## [Problem requirements]
Change "caret-icon" to "arrow-icon" in the rows running from the start of the rows through the line containing "gear-view-icon: [595, 387, 611, 403]", and give those rows again with nothing else altered.

## [Recorded information]

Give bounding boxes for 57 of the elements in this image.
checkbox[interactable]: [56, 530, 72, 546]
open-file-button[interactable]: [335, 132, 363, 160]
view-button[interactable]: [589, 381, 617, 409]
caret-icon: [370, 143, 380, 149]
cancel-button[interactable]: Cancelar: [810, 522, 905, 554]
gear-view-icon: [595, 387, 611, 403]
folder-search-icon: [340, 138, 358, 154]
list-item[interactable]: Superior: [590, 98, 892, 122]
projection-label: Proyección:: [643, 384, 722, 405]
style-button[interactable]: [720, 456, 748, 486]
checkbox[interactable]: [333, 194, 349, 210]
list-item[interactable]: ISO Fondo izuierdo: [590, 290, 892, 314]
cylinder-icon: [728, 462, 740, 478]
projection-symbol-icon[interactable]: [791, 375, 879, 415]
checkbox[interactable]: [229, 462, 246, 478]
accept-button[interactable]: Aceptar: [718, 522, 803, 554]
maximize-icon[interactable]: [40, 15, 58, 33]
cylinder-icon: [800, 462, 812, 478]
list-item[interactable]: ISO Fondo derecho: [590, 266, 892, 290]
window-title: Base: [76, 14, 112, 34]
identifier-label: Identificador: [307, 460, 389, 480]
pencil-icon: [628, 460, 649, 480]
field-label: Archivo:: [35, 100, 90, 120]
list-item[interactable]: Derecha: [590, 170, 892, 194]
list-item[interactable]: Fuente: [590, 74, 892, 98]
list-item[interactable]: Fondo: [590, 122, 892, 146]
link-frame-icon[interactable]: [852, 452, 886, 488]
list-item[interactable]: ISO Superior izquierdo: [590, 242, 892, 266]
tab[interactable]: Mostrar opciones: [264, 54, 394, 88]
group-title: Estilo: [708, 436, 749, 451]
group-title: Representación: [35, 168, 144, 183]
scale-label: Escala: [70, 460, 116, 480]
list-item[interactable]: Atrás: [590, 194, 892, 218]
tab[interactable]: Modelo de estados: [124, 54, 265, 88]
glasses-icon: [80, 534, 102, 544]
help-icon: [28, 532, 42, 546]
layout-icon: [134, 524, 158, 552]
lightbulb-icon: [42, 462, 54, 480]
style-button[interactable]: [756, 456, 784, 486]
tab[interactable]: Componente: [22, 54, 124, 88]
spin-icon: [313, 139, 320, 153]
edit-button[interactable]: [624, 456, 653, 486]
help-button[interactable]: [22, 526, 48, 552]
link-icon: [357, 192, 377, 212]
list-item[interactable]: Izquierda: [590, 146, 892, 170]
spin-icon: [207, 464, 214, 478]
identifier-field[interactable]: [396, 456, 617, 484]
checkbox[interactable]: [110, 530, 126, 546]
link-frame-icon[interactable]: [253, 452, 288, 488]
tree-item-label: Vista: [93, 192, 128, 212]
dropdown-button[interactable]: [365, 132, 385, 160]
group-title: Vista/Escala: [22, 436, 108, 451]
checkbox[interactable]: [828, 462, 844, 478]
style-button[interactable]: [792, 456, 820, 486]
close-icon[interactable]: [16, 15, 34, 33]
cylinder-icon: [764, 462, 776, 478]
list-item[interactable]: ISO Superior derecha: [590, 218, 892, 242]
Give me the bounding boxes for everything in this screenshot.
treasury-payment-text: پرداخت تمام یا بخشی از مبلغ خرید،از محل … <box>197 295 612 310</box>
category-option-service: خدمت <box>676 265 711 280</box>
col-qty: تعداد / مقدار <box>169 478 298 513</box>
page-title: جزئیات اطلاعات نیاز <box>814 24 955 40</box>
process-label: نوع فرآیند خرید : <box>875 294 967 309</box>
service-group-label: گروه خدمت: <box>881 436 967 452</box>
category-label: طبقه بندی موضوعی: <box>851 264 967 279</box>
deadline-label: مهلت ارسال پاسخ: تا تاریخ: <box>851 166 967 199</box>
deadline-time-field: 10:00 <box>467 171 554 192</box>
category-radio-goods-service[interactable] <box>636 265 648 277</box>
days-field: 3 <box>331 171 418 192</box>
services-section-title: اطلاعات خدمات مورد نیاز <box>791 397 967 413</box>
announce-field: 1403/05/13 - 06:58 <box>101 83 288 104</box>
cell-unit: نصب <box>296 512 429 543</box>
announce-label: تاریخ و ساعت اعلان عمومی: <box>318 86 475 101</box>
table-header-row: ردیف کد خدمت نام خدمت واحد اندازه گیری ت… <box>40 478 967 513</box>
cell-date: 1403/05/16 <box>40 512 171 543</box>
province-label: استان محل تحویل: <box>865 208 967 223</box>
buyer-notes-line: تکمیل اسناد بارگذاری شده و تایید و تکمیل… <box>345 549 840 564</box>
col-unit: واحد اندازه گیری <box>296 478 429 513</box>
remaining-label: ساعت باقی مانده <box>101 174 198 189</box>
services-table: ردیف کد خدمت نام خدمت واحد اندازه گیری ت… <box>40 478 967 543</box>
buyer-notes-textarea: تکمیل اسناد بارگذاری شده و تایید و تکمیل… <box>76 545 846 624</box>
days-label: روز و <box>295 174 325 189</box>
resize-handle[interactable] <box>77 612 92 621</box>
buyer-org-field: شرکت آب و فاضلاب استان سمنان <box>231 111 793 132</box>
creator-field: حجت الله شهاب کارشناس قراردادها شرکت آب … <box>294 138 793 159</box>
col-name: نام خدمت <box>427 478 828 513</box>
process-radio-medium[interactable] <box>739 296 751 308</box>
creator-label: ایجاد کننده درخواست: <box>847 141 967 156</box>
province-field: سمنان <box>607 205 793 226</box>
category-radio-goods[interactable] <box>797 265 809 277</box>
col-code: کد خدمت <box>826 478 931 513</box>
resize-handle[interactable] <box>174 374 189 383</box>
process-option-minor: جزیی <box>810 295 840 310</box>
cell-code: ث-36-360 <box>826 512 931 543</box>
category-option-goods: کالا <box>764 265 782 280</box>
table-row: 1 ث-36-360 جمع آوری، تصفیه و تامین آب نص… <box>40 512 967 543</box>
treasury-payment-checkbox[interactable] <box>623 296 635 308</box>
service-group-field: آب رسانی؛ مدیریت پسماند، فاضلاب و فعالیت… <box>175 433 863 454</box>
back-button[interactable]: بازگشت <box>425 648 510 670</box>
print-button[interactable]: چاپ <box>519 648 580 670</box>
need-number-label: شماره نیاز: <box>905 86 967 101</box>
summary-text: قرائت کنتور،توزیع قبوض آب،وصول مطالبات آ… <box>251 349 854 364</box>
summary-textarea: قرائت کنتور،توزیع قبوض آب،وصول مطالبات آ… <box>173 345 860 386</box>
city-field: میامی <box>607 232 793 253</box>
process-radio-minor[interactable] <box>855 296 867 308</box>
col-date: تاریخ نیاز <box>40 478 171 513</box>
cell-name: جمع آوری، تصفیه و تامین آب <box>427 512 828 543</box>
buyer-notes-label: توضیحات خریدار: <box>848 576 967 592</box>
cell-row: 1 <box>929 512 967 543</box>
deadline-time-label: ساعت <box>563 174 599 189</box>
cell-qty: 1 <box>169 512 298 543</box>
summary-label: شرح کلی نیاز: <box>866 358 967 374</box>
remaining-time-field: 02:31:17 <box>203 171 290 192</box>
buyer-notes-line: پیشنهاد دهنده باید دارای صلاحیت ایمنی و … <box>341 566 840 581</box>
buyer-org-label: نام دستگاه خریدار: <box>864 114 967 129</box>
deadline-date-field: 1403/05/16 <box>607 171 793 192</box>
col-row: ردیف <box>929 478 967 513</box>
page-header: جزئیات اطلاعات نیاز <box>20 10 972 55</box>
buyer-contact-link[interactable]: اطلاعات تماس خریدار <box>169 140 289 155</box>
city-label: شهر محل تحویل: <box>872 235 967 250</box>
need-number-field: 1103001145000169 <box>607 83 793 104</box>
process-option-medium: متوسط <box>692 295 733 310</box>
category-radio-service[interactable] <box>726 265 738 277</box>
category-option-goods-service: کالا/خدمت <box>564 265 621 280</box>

## [Written answer]
Give bounding boxes for 57 of the elements in this image.
checkbox[interactable]: [56, 530, 72, 546]
open-file-button[interactable]: [335, 132, 363, 160]
view-button[interactable]: [589, 381, 617, 409]
arrow-icon: [370, 143, 380, 149]
cancel-button[interactable]: Cancelar: [810, 522, 905, 554]
gear-view-icon: [595, 387, 611, 403]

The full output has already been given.